* Task requirements
Copy out the lines from the first one through the one containing "key-l[interactable]: L [753, 382, 775, 411]", with no changes.

* A run of records
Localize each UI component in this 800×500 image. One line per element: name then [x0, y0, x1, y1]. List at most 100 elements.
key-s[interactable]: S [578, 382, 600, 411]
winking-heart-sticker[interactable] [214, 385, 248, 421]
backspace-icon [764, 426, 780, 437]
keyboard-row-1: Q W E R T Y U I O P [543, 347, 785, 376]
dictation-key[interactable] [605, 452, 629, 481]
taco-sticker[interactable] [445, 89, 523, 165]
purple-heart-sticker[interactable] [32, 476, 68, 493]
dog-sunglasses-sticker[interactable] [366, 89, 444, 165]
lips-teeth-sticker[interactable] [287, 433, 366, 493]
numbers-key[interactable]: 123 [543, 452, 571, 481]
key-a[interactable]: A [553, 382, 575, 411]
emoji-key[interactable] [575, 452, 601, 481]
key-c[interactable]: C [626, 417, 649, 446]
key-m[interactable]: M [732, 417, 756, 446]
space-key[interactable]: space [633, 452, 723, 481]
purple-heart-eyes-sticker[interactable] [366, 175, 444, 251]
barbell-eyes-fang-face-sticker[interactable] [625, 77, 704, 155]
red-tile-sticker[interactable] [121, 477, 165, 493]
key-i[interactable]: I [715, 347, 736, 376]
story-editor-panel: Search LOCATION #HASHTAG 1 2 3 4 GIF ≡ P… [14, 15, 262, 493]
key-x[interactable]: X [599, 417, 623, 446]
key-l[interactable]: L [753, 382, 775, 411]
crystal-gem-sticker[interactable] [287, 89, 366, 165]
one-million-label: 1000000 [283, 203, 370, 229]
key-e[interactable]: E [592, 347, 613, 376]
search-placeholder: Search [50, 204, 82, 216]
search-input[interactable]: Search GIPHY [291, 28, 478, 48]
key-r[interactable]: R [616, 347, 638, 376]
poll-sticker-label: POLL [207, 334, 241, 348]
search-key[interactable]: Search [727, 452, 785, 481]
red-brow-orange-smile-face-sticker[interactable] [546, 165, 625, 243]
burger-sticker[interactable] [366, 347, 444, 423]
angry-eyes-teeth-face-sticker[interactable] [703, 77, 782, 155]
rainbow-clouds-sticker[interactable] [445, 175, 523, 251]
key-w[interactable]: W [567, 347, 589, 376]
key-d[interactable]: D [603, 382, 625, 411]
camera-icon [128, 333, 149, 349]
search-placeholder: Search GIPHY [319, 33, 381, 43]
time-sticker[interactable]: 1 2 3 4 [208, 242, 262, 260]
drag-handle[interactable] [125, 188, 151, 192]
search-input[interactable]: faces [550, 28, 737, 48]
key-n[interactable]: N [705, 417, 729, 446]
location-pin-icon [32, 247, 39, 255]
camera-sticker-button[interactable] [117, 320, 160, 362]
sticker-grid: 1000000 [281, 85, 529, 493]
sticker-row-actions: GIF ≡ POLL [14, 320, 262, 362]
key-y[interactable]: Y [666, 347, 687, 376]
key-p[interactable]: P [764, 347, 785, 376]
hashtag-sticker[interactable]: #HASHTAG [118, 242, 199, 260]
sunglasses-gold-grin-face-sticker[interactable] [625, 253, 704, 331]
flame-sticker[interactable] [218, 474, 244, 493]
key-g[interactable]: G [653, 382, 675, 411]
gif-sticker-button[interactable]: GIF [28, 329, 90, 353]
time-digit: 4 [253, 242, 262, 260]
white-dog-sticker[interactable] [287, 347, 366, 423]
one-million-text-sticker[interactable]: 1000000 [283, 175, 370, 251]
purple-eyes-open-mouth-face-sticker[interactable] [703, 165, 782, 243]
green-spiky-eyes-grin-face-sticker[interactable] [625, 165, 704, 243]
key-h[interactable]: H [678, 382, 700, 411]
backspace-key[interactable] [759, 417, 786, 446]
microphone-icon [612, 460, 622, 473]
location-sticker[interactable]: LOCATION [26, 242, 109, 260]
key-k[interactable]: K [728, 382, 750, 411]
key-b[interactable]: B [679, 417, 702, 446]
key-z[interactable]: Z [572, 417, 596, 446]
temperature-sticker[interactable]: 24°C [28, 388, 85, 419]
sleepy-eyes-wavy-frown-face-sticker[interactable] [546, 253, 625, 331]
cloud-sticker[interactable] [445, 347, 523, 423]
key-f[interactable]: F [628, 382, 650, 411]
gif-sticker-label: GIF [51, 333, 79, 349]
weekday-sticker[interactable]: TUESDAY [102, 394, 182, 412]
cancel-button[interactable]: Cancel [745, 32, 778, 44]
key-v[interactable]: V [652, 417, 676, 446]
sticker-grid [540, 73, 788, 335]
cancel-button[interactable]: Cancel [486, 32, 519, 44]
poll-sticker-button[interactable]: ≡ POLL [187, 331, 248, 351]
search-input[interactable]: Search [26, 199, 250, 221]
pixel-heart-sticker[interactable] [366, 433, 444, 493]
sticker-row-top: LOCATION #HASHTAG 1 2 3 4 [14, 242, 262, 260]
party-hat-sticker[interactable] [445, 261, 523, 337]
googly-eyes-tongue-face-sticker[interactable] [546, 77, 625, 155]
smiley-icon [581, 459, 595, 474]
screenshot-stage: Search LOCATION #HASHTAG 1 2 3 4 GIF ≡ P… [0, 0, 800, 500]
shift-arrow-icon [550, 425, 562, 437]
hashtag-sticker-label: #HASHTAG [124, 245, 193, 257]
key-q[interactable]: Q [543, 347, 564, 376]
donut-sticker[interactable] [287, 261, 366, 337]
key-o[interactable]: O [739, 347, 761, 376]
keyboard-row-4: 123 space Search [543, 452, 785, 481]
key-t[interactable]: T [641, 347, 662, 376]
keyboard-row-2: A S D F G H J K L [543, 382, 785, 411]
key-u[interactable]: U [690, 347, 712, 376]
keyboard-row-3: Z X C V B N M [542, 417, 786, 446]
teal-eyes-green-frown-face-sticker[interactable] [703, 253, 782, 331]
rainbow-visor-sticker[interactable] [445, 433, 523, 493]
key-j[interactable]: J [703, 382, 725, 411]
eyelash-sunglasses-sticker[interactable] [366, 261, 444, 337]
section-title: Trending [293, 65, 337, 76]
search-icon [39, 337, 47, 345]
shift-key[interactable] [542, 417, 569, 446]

* Task result
Localize each UI component in this 800×500 image. One line per element: name then [x0, y0, x1, y1]. List at most 100 elements.
key-s[interactable]: S [578, 382, 600, 411]
winking-heart-sticker[interactable] [214, 385, 248, 421]
backspace-icon [764, 426, 780, 437]
keyboard-row-1: Q W E R T Y U I O P [543, 347, 785, 376]
dictation-key[interactable] [605, 452, 629, 481]
taco-sticker[interactable] [445, 89, 523, 165]
purple-heart-sticker[interactable] [32, 476, 68, 493]
dog-sunglasses-sticker[interactable] [366, 89, 444, 165]
lips-teeth-sticker[interactable] [287, 433, 366, 493]
numbers-key[interactable]: 123 [543, 452, 571, 481]
key-a[interactable]: A [553, 382, 575, 411]
emoji-key[interactable] [575, 452, 601, 481]
key-c[interactable]: C [626, 417, 649, 446]
key-m[interactable]: M [732, 417, 756, 446]
space-key[interactable]: space [633, 452, 723, 481]
purple-heart-eyes-sticker[interactable] [366, 175, 444, 251]
barbell-eyes-fang-face-sticker[interactable] [625, 77, 704, 155]
red-tile-sticker[interactable] [121, 477, 165, 493]
key-i[interactable]: I [715, 347, 736, 376]
story-editor-panel: Search LOCATION #HASHTAG 1 2 3 4 GIF ≡ P… [14, 15, 262, 493]
key-x[interactable]: X [599, 417, 623, 446]
key-l[interactable]: L [753, 382, 775, 411]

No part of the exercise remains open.